Stated problem:
Which lines in the records below contain the word "Serres"? Copy each one out.

(Dataset items)
┄┄┄┄┄┄┄┄┄┄┄┄┄┄┄┄┄┄┄┄
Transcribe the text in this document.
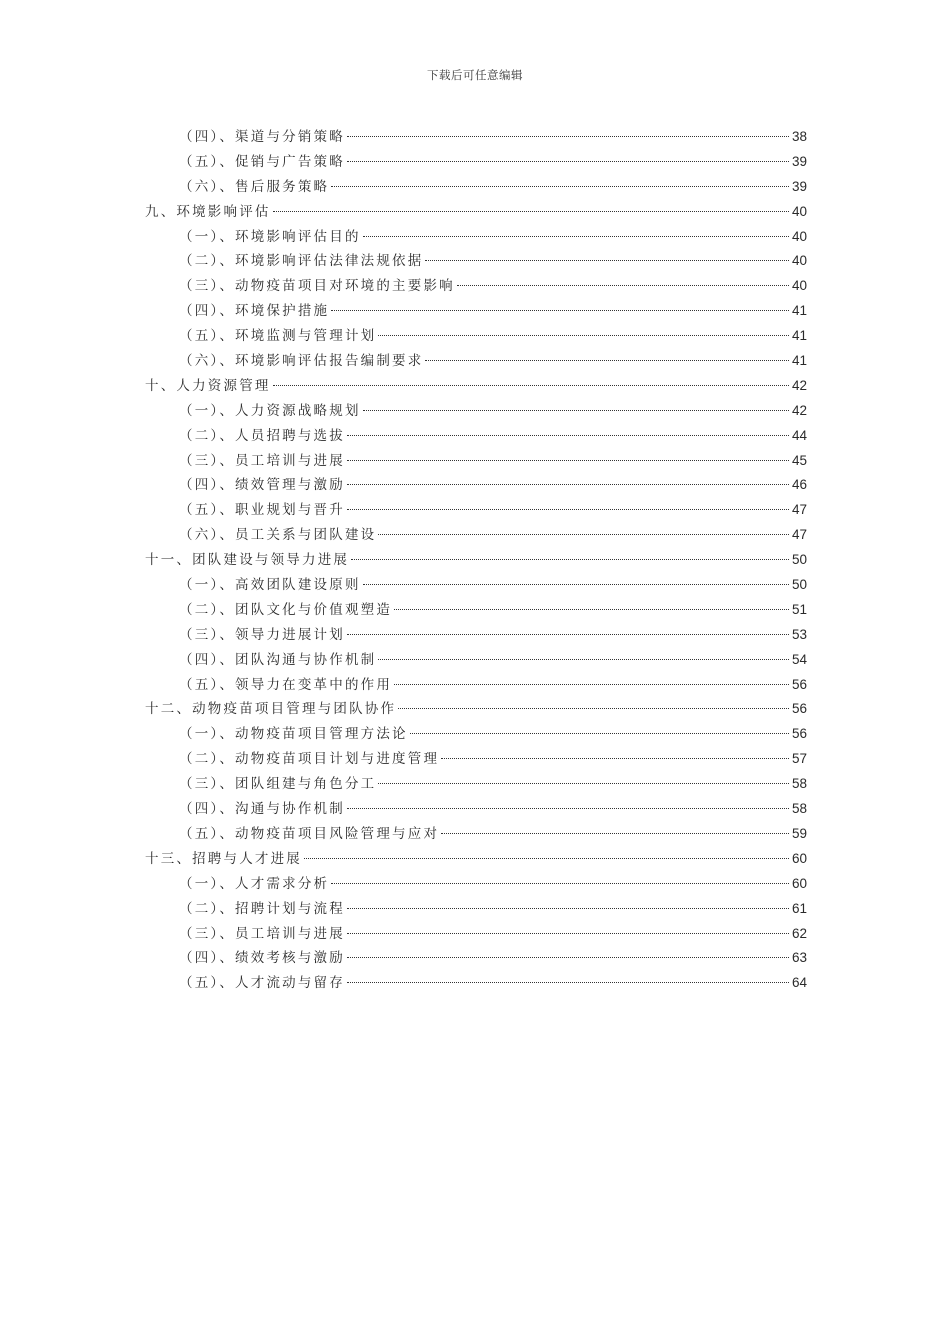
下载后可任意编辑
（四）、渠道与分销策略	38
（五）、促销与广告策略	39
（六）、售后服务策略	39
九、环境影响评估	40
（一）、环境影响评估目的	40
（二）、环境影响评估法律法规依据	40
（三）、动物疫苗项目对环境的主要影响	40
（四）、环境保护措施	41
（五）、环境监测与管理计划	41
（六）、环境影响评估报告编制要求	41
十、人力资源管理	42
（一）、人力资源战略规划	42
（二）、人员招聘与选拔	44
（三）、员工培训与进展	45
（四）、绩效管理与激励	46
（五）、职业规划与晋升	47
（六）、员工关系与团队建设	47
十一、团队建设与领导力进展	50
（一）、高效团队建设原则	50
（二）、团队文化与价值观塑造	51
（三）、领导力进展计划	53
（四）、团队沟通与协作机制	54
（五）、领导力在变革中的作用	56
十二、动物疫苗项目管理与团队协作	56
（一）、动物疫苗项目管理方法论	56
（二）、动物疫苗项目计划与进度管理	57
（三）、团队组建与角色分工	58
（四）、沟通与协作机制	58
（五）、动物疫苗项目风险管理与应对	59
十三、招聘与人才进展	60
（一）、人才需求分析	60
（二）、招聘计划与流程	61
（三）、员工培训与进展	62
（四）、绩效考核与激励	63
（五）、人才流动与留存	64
┄┄┄┄┄┄┄┄┄┄┄┄┄┄┄┄┄┄┄┄
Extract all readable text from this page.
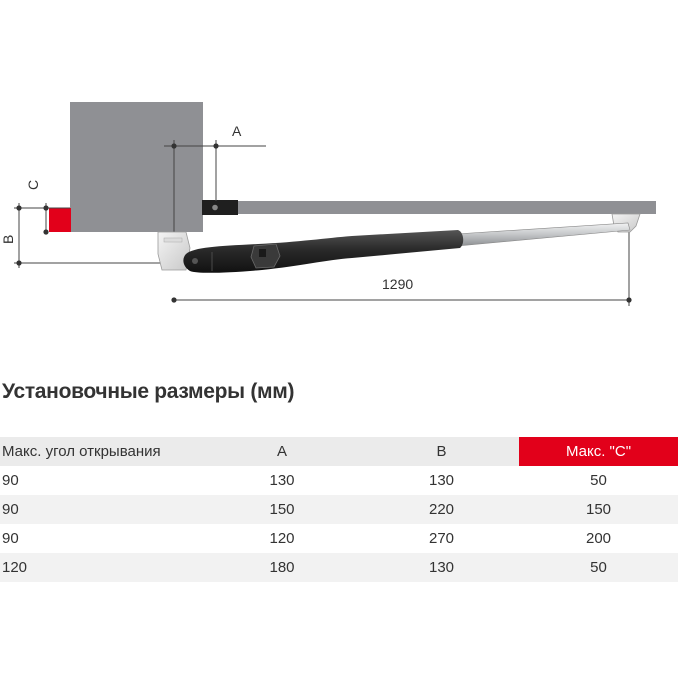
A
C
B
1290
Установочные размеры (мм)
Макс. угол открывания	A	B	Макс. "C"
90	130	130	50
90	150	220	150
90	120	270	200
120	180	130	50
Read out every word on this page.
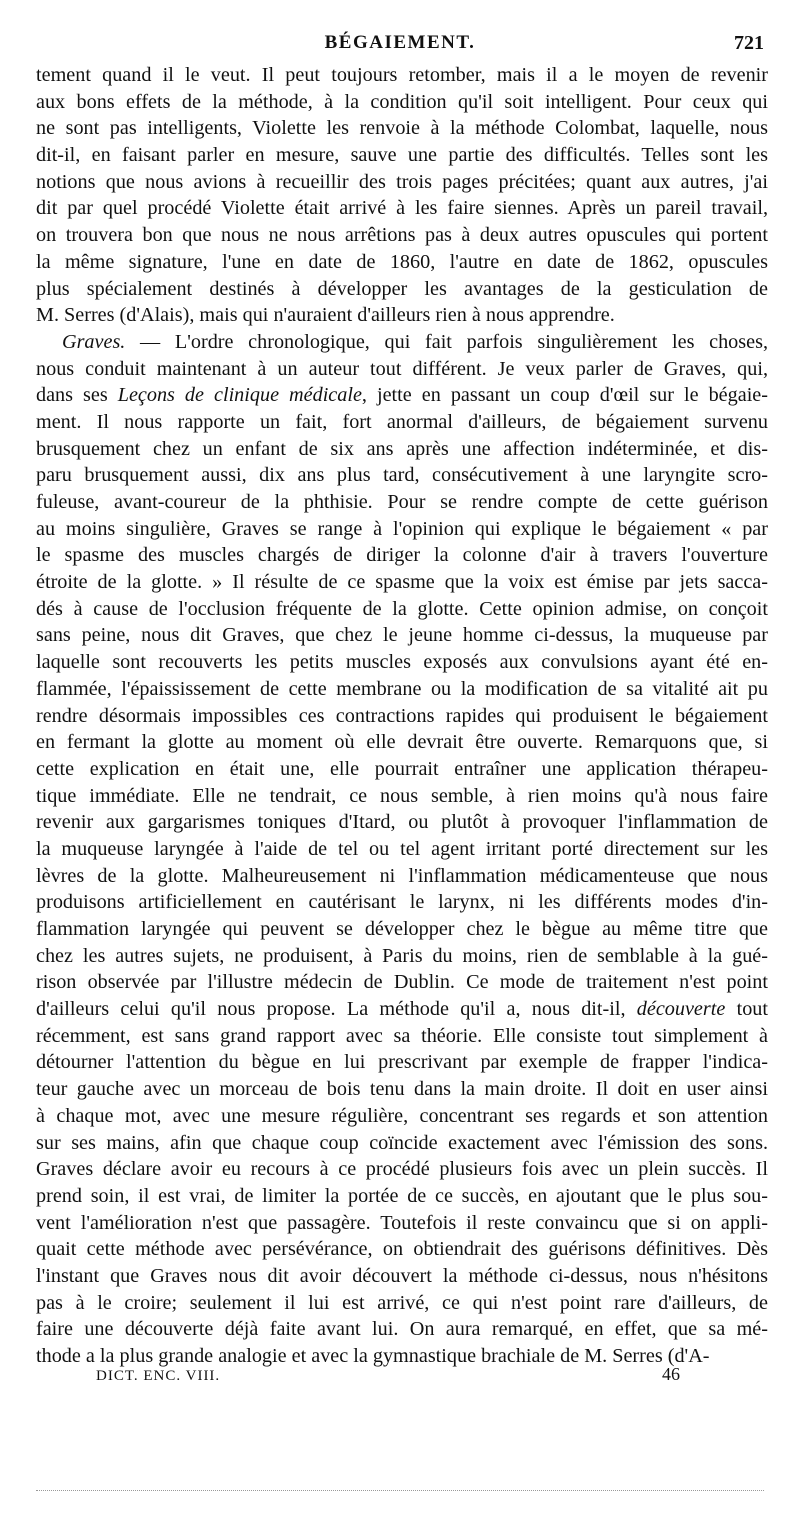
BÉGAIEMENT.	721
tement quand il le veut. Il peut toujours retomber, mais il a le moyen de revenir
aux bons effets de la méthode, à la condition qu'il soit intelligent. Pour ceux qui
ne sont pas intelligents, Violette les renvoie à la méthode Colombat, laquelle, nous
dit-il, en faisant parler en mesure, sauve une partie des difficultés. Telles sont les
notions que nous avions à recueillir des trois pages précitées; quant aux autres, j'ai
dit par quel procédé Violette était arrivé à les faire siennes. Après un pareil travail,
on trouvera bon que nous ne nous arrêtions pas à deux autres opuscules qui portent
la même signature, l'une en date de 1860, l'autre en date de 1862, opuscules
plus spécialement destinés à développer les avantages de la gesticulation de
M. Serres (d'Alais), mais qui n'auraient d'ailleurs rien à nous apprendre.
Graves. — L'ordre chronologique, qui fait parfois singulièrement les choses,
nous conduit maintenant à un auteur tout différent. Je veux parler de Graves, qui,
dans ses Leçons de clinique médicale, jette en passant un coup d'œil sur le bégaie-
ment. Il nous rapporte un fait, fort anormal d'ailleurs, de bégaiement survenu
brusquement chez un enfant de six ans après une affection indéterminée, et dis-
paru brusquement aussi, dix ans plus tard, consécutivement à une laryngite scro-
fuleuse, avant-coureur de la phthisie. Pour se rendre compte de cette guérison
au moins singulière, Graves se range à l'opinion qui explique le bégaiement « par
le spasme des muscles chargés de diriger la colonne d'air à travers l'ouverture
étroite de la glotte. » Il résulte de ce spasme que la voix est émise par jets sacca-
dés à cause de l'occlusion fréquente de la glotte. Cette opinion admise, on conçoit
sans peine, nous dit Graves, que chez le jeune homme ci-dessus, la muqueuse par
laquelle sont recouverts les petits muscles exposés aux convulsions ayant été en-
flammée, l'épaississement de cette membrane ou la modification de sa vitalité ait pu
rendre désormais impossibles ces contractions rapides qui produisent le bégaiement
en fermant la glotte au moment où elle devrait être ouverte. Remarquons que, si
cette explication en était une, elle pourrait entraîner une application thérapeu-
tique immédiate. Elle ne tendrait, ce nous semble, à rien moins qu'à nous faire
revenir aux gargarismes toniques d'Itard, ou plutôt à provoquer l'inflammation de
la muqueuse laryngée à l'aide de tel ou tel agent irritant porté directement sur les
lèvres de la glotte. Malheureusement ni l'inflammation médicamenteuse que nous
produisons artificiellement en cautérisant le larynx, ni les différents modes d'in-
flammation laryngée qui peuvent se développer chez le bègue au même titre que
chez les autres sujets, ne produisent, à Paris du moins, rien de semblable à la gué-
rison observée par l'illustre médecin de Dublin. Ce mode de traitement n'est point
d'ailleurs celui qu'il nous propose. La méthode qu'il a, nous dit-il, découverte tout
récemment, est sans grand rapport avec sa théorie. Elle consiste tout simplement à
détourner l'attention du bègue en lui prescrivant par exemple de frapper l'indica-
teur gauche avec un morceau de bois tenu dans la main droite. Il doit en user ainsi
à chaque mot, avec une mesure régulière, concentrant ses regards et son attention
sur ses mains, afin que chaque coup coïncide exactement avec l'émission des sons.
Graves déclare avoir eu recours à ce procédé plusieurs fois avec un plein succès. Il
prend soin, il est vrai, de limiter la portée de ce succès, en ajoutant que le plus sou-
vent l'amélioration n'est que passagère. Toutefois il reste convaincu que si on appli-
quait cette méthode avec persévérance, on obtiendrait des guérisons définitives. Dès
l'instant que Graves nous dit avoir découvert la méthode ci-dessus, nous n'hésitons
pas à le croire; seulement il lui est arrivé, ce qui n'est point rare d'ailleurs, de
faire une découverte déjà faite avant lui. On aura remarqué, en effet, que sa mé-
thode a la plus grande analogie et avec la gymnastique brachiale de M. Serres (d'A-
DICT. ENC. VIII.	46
┄┄┄┄┄┄┄┄┄┄┄┄┄┄┄┄┄┄┄┄
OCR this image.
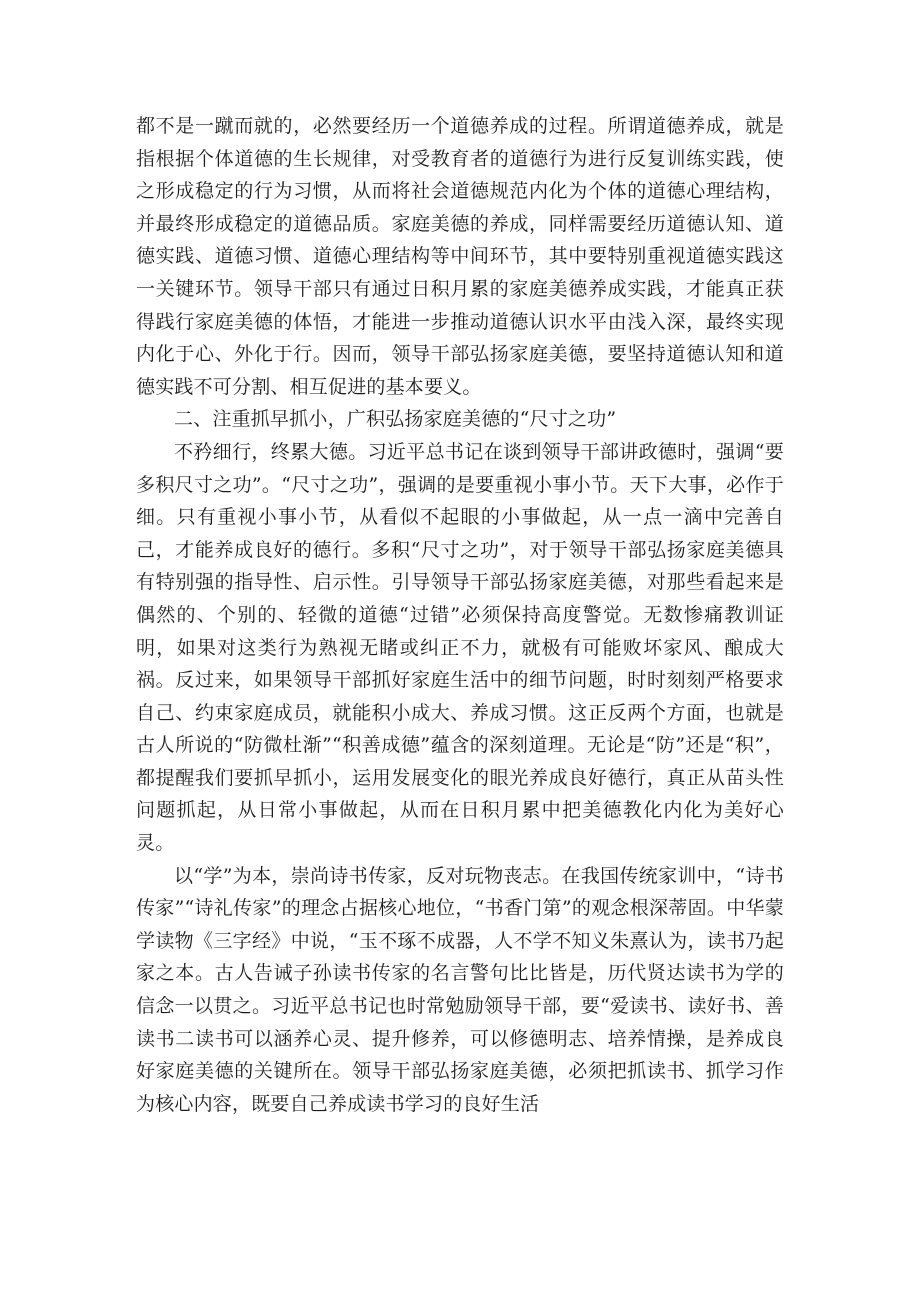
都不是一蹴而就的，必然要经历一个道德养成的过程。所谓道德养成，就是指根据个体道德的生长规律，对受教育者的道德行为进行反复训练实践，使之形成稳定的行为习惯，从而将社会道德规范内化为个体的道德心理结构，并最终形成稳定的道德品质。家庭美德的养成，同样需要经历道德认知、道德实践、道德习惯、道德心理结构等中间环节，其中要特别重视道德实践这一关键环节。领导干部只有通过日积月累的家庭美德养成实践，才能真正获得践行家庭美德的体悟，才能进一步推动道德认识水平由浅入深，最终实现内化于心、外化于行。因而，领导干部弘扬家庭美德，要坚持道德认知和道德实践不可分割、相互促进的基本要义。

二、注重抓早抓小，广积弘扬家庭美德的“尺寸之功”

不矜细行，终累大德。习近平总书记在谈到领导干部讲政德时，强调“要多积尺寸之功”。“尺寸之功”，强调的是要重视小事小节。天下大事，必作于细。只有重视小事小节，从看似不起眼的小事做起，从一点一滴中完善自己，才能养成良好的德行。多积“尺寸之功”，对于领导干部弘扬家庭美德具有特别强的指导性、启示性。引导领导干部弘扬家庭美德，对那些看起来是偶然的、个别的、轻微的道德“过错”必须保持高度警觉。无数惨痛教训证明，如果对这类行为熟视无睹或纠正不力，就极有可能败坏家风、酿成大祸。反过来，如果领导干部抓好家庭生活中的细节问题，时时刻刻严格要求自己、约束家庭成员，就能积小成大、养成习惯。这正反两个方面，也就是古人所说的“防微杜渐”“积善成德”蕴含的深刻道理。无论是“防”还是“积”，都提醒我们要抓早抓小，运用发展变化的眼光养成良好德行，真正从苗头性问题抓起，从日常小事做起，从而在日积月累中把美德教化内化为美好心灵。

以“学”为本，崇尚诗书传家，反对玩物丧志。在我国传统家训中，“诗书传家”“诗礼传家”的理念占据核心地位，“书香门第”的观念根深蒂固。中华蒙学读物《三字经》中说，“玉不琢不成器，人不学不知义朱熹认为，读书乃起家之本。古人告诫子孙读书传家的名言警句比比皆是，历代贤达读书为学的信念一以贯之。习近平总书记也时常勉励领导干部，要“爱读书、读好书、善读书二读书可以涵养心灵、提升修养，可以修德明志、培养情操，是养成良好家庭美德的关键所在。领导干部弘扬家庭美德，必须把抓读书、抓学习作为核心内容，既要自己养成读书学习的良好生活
┄┄┄┄┄┄┄┄┄┄┄┄┄┄┄┄┄┄┄┄
Written response:
M. Serres (d'Alais), mais qui n'auraient d'ailleurs rien à nous apprendre.
thode a la plus grande analogie et avec la gymnastique brachiale de M. Serres (d'A-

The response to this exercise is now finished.